#### EXERCISE OBJECTIVE
Copy the entries below word for word, from the first line through the line that contains "detail-button[interactable]: 详情 bbox=[1614, 586, 1669, 616]", with both of those lines included.

Extracted data entries:
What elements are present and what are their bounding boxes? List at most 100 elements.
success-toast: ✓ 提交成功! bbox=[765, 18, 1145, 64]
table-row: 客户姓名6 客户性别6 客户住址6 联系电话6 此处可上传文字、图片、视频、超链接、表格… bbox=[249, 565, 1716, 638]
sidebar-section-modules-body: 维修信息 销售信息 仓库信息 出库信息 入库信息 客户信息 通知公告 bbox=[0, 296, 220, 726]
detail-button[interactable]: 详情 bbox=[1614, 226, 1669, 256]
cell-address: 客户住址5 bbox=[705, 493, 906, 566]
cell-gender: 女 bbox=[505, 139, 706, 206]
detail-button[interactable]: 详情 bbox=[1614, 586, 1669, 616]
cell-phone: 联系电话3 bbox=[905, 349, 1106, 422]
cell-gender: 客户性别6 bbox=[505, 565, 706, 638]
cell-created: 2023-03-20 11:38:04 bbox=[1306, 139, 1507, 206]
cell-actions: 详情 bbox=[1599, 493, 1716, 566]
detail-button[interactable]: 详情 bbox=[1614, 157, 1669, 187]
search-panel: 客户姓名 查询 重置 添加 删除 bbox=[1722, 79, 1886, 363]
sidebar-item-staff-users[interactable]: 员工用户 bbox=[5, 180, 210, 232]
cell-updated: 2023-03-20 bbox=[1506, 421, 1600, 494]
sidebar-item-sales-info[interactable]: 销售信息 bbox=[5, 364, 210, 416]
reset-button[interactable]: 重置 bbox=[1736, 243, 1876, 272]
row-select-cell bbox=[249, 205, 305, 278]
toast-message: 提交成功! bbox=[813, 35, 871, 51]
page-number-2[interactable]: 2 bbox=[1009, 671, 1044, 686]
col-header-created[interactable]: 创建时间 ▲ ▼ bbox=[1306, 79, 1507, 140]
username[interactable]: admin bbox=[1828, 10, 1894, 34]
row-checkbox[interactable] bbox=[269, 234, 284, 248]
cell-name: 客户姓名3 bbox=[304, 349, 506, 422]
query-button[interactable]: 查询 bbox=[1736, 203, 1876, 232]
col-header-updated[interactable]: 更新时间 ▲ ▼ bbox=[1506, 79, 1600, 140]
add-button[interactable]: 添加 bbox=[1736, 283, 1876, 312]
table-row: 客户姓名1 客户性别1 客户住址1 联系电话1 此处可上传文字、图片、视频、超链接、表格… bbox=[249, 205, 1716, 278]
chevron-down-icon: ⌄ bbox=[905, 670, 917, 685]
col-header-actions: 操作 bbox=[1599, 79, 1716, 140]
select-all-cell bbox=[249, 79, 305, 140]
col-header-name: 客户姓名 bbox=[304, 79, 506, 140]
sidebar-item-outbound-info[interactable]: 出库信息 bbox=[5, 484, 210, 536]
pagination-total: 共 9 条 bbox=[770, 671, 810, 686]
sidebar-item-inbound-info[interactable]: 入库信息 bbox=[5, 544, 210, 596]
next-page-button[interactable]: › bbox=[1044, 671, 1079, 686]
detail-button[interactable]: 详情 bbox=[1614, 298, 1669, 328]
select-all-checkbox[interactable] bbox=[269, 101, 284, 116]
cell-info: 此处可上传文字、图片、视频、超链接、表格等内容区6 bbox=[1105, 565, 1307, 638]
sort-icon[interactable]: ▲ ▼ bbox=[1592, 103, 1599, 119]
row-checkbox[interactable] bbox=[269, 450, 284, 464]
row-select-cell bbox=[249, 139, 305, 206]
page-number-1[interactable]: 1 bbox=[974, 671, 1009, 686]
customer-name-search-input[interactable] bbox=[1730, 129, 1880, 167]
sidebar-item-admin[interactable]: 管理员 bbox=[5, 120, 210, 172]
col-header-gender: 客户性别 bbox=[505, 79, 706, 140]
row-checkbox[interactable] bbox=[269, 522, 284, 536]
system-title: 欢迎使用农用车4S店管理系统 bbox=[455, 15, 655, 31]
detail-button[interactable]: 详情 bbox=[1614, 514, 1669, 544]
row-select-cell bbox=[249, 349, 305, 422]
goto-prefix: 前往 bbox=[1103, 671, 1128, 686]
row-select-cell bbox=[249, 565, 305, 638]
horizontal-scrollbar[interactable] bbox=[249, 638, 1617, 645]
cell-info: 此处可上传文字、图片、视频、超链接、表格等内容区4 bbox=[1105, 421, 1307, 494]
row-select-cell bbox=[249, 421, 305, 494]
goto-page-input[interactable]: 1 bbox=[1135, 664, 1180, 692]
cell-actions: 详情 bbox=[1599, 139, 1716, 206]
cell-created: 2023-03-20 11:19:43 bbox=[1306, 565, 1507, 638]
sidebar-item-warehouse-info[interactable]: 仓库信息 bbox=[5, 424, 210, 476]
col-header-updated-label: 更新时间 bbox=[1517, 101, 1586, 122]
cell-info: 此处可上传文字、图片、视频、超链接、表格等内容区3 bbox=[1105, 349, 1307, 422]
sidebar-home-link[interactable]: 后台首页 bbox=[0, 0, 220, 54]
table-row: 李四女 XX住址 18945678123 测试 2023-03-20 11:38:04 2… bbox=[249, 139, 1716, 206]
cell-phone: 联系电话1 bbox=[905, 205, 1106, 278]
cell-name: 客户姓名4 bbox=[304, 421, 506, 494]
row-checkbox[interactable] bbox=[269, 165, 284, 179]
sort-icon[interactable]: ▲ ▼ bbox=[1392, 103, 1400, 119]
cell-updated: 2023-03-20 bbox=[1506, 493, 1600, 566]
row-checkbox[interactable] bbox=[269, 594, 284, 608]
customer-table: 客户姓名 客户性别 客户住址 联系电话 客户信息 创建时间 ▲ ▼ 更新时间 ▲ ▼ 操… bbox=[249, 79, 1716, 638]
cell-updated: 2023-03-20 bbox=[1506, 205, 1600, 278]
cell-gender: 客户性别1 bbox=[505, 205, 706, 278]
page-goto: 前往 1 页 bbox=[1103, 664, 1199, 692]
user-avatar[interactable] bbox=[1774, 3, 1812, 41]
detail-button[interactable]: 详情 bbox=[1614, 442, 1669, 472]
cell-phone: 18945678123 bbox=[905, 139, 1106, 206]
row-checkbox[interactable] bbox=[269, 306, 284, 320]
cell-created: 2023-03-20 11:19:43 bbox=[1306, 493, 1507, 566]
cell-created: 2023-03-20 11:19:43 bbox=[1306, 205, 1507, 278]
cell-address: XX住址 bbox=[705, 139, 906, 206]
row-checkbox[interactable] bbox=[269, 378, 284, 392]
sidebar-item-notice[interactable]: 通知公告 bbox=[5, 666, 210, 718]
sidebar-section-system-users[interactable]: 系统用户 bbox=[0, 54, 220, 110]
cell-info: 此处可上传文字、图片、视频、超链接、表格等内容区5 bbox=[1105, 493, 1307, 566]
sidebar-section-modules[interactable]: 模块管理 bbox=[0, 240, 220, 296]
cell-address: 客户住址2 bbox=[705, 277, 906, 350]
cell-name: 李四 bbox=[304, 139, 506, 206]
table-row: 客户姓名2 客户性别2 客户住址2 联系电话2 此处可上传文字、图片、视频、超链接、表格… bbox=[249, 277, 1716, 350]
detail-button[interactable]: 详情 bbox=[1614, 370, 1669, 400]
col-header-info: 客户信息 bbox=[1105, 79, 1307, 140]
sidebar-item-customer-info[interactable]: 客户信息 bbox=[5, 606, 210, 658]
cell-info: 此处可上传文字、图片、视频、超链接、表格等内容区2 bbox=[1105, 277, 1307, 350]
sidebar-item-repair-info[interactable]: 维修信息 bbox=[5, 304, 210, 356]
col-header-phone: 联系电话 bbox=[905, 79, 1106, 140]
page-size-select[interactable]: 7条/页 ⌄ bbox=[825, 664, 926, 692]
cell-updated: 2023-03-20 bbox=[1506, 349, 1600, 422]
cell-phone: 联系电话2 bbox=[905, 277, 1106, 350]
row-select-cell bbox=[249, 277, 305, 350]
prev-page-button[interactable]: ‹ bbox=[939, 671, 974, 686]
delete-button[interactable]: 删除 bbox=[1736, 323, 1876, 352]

#### RESULT OF THE EXERCISE
What elements are present and what are their bounding boxes? List at most 100 elements.
success-toast: ✓ 提交成功! bbox=[765, 18, 1145, 64]
table-row: 客户姓名6 客户性别6 客户住址6 联系电话6 此处可上传文字、图片、视频、超链接、表格… bbox=[249, 565, 1716, 638]
sidebar-section-modules-body: 维修信息 销售信息 仓库信息 出库信息 入库信息 客户信息 通知公告 bbox=[0, 296, 220, 726]
detail-button[interactable]: 详情 bbox=[1614, 226, 1669, 256]
cell-address: 客户住址5 bbox=[705, 493, 906, 566]
cell-gender: 女 bbox=[505, 139, 706, 206]
detail-button[interactable]: 详情 bbox=[1614, 586, 1669, 616]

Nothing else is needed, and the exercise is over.